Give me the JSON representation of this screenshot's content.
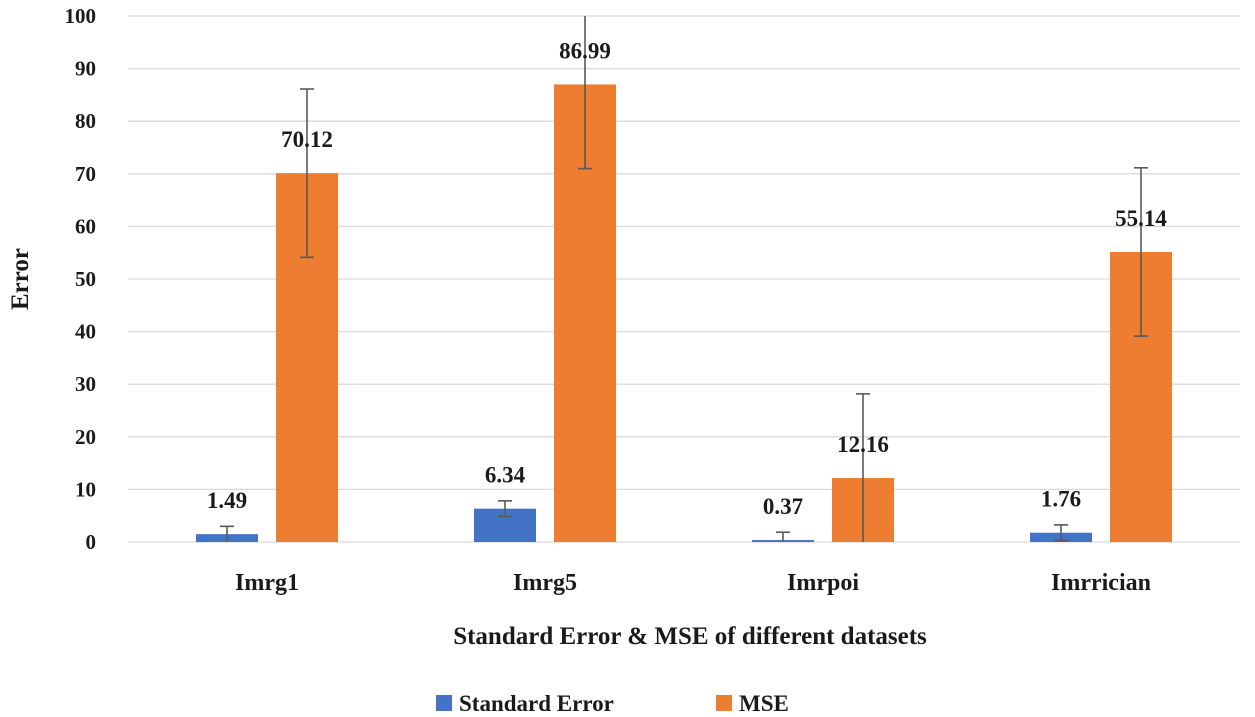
{
  "chart_data": {
    "type": "bar",
    "title": "",
    "xlabel": "Standard Error & MSE of different datasets",
    "ylabel": "Error",
    "ylim": [
      0,
      100
    ],
    "yticks": [
      0,
      10,
      20,
      30,
      40,
      50,
      60,
      70,
      80,
      90,
      100
    ],
    "grid": true,
    "legend_position": "bottom",
    "categories": [
      "Imrg1",
      "Imrg5",
      "Imrpoi",
      "Imrrician"
    ],
    "series": [
      {
        "name": "Standard Error",
        "color": "#4472C4",
        "values": [
          1.49,
          6.34,
          0.37,
          1.76
        ],
        "labels": [
          "1.49",
          "6.34",
          "0.37",
          "1.76"
        ],
        "error_plus": [
          1.49,
          1.49,
          1.49,
          1.49
        ],
        "error_minus": [
          1.49,
          1.49,
          1.49,
          1.49
        ]
      },
      {
        "name": "MSE",
        "color": "#ED7D31",
        "values": [
          70.12,
          86.99,
          12.16,
          55.14
        ],
        "labels": [
          "70.12",
          "86.99",
          "12.16",
          "55.14"
        ],
        "error_plus": [
          16,
          16,
          16,
          16
        ],
        "error_minus": [
          16,
          16,
          16,
          16
        ]
      }
    ]
  }
}
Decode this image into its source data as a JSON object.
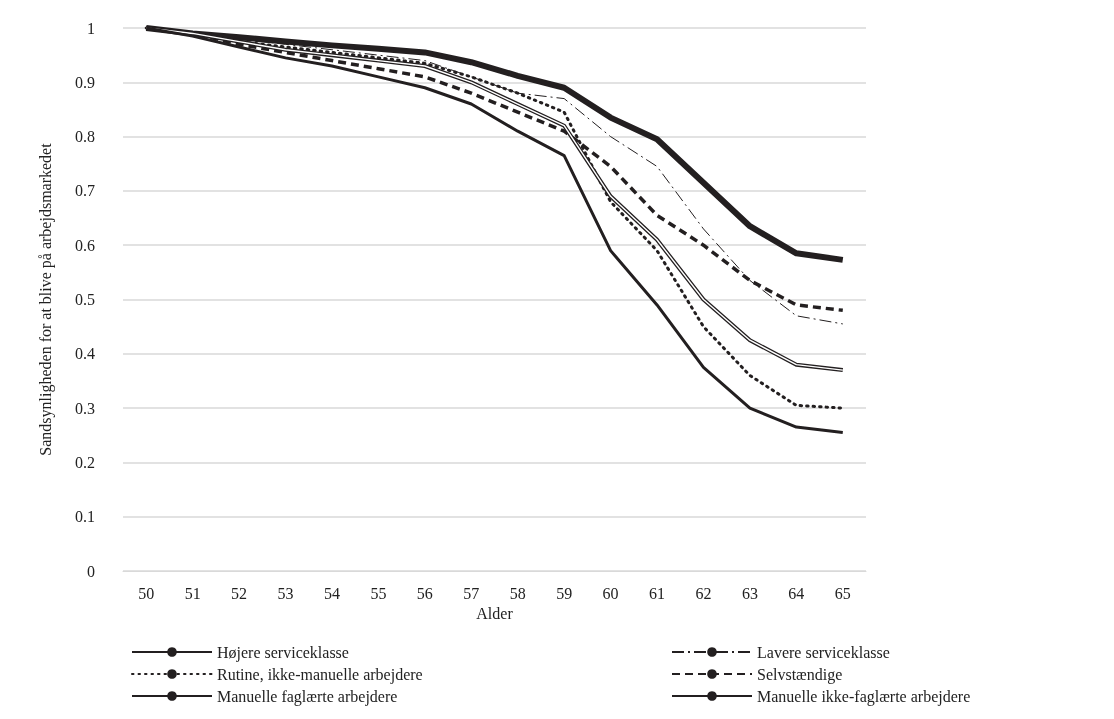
{
  "chart_data": {
    "type": "line",
    "xlabel": "Alder",
    "ylabel": "Sandsynligheden for at blive på arbejdsmarkedet",
    "categories": [
      "50",
      "51",
      "52",
      "53",
      "54",
      "55",
      "56",
      "57",
      "58",
      "59",
      "60",
      "61",
      "62",
      "63",
      "64",
      "65"
    ],
    "ylim": [
      0,
      1
    ],
    "yticks": [
      0,
      0.1,
      0.2,
      0.3,
      0.4,
      0.5,
      0.6,
      0.7,
      0.8,
      0.9,
      1
    ],
    "grid": "y",
    "legend": "bottom",
    "marker": "none",
    "series": [
      {
        "name": "Højere serviceklasse",
        "color": "#231f20",
        "line_style": "solid",
        "values": [
          1,
          0.99,
          0.983,
          0.975,
          0.968,
          0.962,
          0.955,
          0.937,
          0.912,
          0.89,
          0.835,
          0.795,
          0.715,
          0.635,
          0.585,
          0.573
        ]
      },
      {
        "name": "Lavere serviceklasse",
        "color": "#231f20",
        "line_style": "dashed",
        "values": [
          1,
          0.99,
          0.98,
          0.97,
          0.96,
          0.95,
          0.94,
          0.91,
          0.88,
          0.87,
          0.8,
          0.745,
          0.63,
          0.535,
          0.47,
          0.455
        ]
      },
      {
        "name": "Rutine, ikke-manuelle arbejdere",
        "color": "#231f20",
        "line_style": "dotted",
        "values": [
          1,
          0.99,
          0.975,
          0.965,
          0.955,
          0.945,
          0.935,
          0.91,
          0.88,
          0.845,
          0.68,
          0.59,
          0.45,
          0.36,
          0.305,
          0.3
        ]
      },
      {
        "name": "Selvstændige",
        "color": "#231f20",
        "line_style": "dashed",
        "values": [
          1,
          0.99,
          0.97,
          0.955,
          0.94,
          0.925,
          0.91,
          0.88,
          0.845,
          0.81,
          0.745,
          0.655,
          0.6,
          0.535,
          0.49,
          0.48
        ]
      },
      {
        "name": "Manuelle faglærte arbejdere",
        "color": "#231f20",
        "line_style": "solid",
        "values": [
          1,
          0.99,
          0.975,
          0.96,
          0.95,
          0.94,
          0.93,
          0.9,
          0.86,
          0.82,
          0.69,
          0.61,
          0.5,
          0.425,
          0.38,
          0.37
        ]
      },
      {
        "name": "Manuelle ikke-faglærte arbejdere",
        "color": "#231f20",
        "line_style": "solid",
        "values": [
          1,
          0.985,
          0.965,
          0.945,
          0.93,
          0.91,
          0.89,
          0.86,
          0.81,
          0.765,
          0.59,
          0.49,
          0.375,
          0.3,
          0.265,
          0.255
        ]
      }
    ]
  }
}
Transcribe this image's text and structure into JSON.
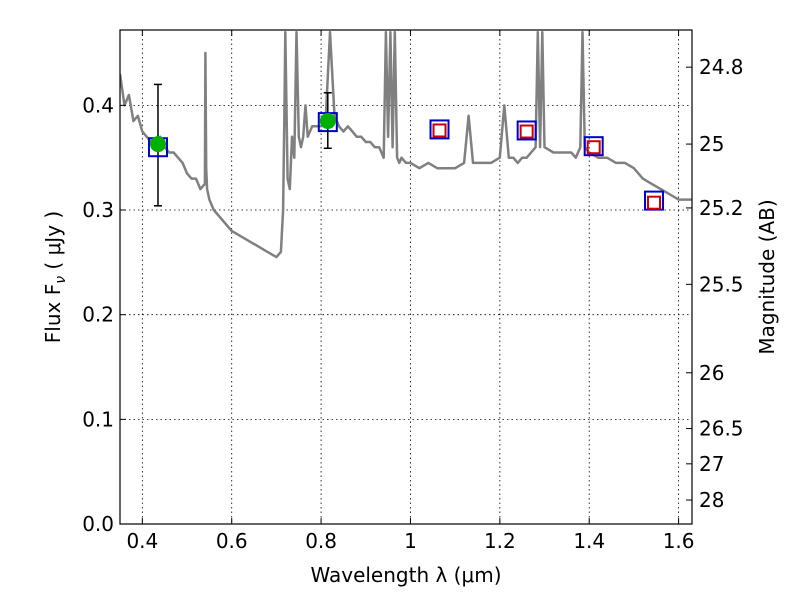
-=-=-=-=-
> _Work required_:
The records above must be printed exactly; the pictures stay out.

> _Task response_:
Give me the JSON representation of this screenshot's content.
{
  "chart_data": {
    "type": "bar",
    "title": "",
    "xlabel": "Standard Error & MSE of different datasets",
    "ylabel": "Error",
    "ylim": [
      0,
      100
    ],
    "yticks": [
      0,
      10,
      20,
      30,
      40,
      50,
      60,
      70,
      80,
      90,
      100
    ],
    "grid": true,
    "legend_position": "bottom",
    "categories": [
      "Imrg1",
      "Imrg5",
      "Imrpoi",
      "Imrrician"
    ],
    "series": [
      {
        "name": "Standard Error",
        "color": "#4472C4",
        "values": [
          1.49,
          6.34,
          0.37,
          1.76
        ],
        "labels": [
          "1.49",
          "6.34",
          "0.37",
          "1.76"
        ],
        "error_plus": [
          1.49,
          1.49,
          1.49,
          1.49
        ],
        "error_minus": [
          1.49,
          1.49,
          1.49,
          1.49
        ]
      },
      {
        "name": "MSE",
        "color": "#ED7D31",
        "values": [
          70.12,
          86.99,
          12.16,
          55.14
        ],
        "labels": [
          "70.12",
          "86.99",
          "12.16",
          "55.14"
        ],
        "error_plus": [
          16,
          16,
          16,
          16
        ],
        "error_minus": [
          16,
          16,
          16,
          16
        ]
      }
    ]
  }
}
Decode this image into its source data as a JSON object.
{
  "chart_data": {
    "type": "line",
    "xlabel": "Alder",
    "ylabel": "Sandsynligheden for at blive på arbejdsmarkedet",
    "categories": [
      "50",
      "51",
      "52",
      "53",
      "54",
      "55",
      "56",
      "57",
      "58",
      "59",
      "60",
      "61",
      "62",
      "63",
      "64",
      "65"
    ],
    "ylim": [
      0,
      1
    ],
    "yticks": [
      0,
      0.1,
      0.2,
      0.3,
      0.4,
      0.5,
      0.6,
      0.7,
      0.8,
      0.9,
      1
    ],
    "grid": "y",
    "legend": "bottom",
    "marker": "none",
    "series": [
      {
        "name": "Højere serviceklasse",
        "color": "#231f20",
        "line_style": "solid",
        "values": [
          1,
          0.99,
          0.983,
          0.975,
          0.968,
          0.962,
          0.955,
          0.937,
          0.912,
          0.89,
          0.835,
          0.795,
          0.715,
          0.635,
          0.585,
          0.573
        ]
      },
      {
        "name": "Lavere serviceklasse",
        "color": "#231f20",
        "line_style": "dashed",
        "values": [
          1,
          0.99,
          0.98,
          0.97,
          0.96,
          0.95,
          0.94,
          0.91,
          0.88,
          0.87,
          0.8,
          0.745,
          0.63,
          0.535,
          0.47,
          0.455
        ]
      },
      {
        "name": "Rutine, ikke-manuelle arbejdere",
        "color": "#231f20",
        "line_style": "dotted",
        "values": [
          1,
          0.99,
          0.975,
          0.965,
          0.955,
          0.945,
          0.935,
          0.91,
          0.88,
          0.845,
          0.68,
          0.59,
          0.45,
          0.36,
          0.305,
          0.3
        ]
      },
      {
        "name": "Selvstændige",
        "color": "#231f20",
        "line_style": "dashed",
        "values": [
          1,
          0.99,
          0.97,
          0.955,
          0.94,
          0.925,
          0.91,
          0.88,
          0.845,
          0.81,
          0.745,
          0.655,
          0.6,
          0.535,
          0.49,
          0.48
        ]
      },
      {
        "name": "Manuelle faglærte arbejdere",
        "color": "#231f20",
        "line_style": "solid",
        "values": [
          1,
          0.99,
          0.975,
          0.96,
          0.95,
          0.94,
          0.93,
          0.9,
          0.86,
          0.82,
          0.69,
          0.61,
          0.5,
          0.425,
          0.38,
          0.37
        ]
      },
      {
        "name": "Manuelle ikke-faglærte arbejdere",
        "color": "#231f20",
        "line_style": "solid",
        "values": [
          1,
          0.985,
          0.965,
          0.945,
          0.93,
          0.91,
          0.89,
          0.86,
          0.81,
          0.765,
          0.59,
          0.49,
          0.375,
          0.3,
          0.265,
          0.255
        ]
      }
    ]
  }
}
Transcribe this image's text and structure into JSON.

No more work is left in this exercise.